> _Problem to solve_:
Return every line of the records below verbatim, with no pictures in the copy.

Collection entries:
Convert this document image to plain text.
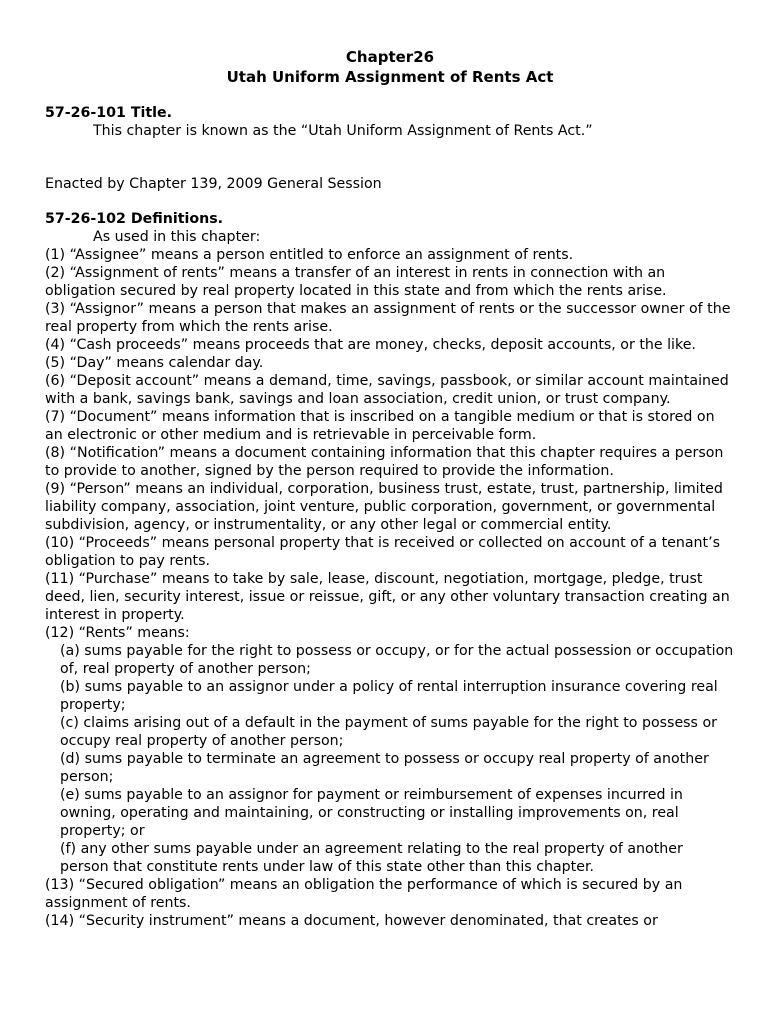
Chapter26
Utah Uniform Assignment of Rents Act
57-26-101 Title.
This chapter is known as the “Utah Uniform Assignment of Rents Act.”
Enacted by Chapter 139, 2009 General Session
57-26-102 Definitions.
As used in this chapter:
(1) “Assignee” means a person entitled to enforce an assignment of rents.
(2) “Assignment of rents” means a transfer of an interest in rents in connection with an obligation secured by real property located in this state and from which the rents arise.
(3) “Assignor” means a person that makes an assignment of rents or the successor owner of the real property from which the rents arise.
(4) “Cash proceeds” means proceeds that are money, checks, deposit accounts, or the like.
(5) “Day” means calendar day.
(6) “Deposit account” means a demand, time, savings, passbook, or similar account maintained with a bank, savings bank, savings and loan association, credit union, or trust company.
(7) “Document” means information that is inscribed on a tangible medium or that is stored on an electronic or other medium and is retrievable in perceivable form.
(8) “Notification” means a document containing information that this chapter requires a person to provide to another, signed by the person required to provide the information.
(9) “Person” means an individual, corporation, business trust, estate, trust, partnership, limited liability company, association, joint venture, public corporation, government, or governmental subdivision, agency, or instrumentality, or any other legal or commercial entity.
(10) “Proceeds” means personal property that is received or collected on account of a tenant’s obligation to pay rents.
(11) “Purchase” means to take by sale, lease, discount, negotiation, mortgage, pledge, trust deed, lien, security interest, issue or reissue, gift, or any other voluntary transaction creating an interest in property.
(12) “Rents” means:
(a) sums payable for the right to possess or occupy, or for the actual possession or occupation of, real property of another person;
(b) sums payable to an assignor under a policy of rental interruption insurance covering real property;
(c) claims arising out of a default in the payment of sums payable for the right to possess or occupy real property of another person;
(d) sums payable to terminate an agreement to possess or occupy real property of another person;
(e) sums payable to an assignor for payment or reimbursement of expenses incurred in owning, operating and maintaining, or constructing or installing improvements on, real property; or
(f) any other sums payable under an agreement relating to the real property of another person that constitute rents under law of this state other than this chapter.
(13) “Secured obligation” means an obligation the performance of which is secured by an assignment of rents.
(14) “Security instrument” means a document, however denominated, that creates or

> _Reply to the exercise_:
Convert this document image to plain text.
Chapter26
Utah Uniform Assignment of Rents Act
57-26-101 Title.
This chapter is known as the “Utah Uniform Assignment of Rents Act.”
Enacted by Chapter 139, 2009 General Session
57-26-102 Definitions.
As used in this chapter:
(1) “Assignee” means a person entitled to enforce an assignment of rents.
(2) “Assignment of rents” means a transfer of an interest in rents in connection with an obligation secured by real property located in this state and from which the rents arise.
(3) “Assignor” means a person that makes an assignment of rents or the successor owner of the real property from which the rents arise.
(4) “Cash proceeds” means proceeds that are money, checks, deposit accounts, or the like.
(5) “Day” means calendar day.
(6) “Deposit account” means a demand, time, savings, passbook, or similar account maintained with a bank, savings bank, savings and loan association, credit union, or trust company.
(7) “Document” means information that is inscribed on a tangible medium or that is stored on an electronic or other medium and is retrievable in perceivable form.
(8) “Notification” means a document containing information that this chapter requires a person to provide to another, signed by the person required to provide the information.
(9) “Person” means an individual, corporation, business trust, estate, trust, partnership, limited liability company, association, joint venture, public corporation, government, or governmental subdivision, agency, or instrumentality, or any other legal or commercial entity.
(10) “Proceeds” means personal property that is received or collected on account of a tenant’s obligation to pay rents.
(11) “Purchase” means to take by sale, lease, discount, negotiation, mortgage, pledge, trust deed, lien, security interest, issue or reissue, gift, or any other voluntary transaction creating an interest in property.
(12) “Rents” means:
(a) sums payable for the right to possess or occupy, or for the actual possession or occupation of, real property of another person;
(b) sums payable to an assignor under a policy of rental interruption insurance covering real property;
(c) claims arising out of a default in the payment of sums payable for the right to possess or occupy real property of another person;
(d) sums payable to terminate an agreement to possess or occupy real property of another person;
(e) sums payable to an assignor for payment or reimbursement of expenses incurred in owning, operating and maintaining, or constructing or installing improvements on, real property; or
(f) any other sums payable under an agreement relating to the real property of another person that constitute rents under law of this state other than this chapter.
(13) “Secured obligation” means an obligation the performance of which is secured by an assignment of rents.
(14) “Security instrument” means a document, however denominated, that creates or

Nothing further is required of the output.